## AIM
Pick out each line with the word "企业ESG表现" from the material that follows.

## RECORDS TO USE
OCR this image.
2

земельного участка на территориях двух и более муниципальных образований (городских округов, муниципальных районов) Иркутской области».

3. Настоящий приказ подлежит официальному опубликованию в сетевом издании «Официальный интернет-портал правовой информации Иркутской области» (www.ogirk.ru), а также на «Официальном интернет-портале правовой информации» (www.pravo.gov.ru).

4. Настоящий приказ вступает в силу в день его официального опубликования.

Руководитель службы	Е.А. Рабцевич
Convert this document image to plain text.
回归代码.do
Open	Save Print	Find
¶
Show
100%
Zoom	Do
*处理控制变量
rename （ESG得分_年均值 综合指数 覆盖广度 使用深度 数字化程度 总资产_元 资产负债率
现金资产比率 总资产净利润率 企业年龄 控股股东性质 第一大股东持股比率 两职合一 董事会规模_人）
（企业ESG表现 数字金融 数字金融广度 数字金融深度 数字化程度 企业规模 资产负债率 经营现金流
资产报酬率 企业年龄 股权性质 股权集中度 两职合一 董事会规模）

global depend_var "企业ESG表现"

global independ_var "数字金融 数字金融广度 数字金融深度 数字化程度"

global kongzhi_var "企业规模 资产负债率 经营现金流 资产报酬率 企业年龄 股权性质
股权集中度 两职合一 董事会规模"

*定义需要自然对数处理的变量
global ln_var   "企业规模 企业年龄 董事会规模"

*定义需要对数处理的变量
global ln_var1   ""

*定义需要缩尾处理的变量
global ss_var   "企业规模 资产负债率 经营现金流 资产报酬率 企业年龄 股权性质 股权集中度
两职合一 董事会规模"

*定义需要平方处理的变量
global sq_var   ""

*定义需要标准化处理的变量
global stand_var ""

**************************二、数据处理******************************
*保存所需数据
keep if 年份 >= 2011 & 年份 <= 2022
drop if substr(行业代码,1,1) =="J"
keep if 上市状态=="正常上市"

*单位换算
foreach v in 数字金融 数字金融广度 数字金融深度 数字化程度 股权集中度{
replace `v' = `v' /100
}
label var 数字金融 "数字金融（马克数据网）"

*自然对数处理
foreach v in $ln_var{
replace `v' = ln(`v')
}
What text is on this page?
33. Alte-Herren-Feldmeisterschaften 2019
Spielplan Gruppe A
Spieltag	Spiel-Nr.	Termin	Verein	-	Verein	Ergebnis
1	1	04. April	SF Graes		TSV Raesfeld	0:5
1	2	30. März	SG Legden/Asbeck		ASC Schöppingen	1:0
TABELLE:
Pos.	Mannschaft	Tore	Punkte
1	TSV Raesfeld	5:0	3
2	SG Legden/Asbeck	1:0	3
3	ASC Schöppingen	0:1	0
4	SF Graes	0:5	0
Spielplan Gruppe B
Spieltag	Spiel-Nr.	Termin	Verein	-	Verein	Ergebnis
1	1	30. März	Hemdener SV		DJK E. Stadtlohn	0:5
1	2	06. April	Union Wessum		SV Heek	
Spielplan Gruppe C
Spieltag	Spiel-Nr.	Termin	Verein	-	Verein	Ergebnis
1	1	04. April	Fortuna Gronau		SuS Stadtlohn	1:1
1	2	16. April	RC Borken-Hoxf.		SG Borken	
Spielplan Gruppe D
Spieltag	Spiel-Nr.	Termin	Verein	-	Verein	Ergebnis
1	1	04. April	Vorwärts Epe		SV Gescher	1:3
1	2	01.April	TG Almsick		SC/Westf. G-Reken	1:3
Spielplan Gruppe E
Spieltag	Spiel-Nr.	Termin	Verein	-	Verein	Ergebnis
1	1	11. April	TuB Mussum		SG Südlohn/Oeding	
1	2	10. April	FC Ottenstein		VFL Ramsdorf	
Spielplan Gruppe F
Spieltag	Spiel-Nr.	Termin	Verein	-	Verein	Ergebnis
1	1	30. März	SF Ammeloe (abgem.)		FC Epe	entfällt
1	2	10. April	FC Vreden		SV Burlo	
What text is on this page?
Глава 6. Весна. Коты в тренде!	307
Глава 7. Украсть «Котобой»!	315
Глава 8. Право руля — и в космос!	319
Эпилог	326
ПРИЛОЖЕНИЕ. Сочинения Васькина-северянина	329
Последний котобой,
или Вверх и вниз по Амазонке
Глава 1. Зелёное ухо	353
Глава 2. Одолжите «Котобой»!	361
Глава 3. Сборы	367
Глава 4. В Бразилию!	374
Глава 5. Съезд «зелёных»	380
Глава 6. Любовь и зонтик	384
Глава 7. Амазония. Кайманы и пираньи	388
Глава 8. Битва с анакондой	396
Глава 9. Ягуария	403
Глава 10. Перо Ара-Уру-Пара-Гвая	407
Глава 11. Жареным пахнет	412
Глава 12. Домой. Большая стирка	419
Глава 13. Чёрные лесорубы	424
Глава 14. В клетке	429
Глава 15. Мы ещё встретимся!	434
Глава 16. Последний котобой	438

## SOLUTION FOR THIS TASK
（企业ESG表现 数字金融 数字金融广度 数字金融深度 数字化程度 企业规模 资产负债率 经营现金流
global depend_var "企业ESG表现"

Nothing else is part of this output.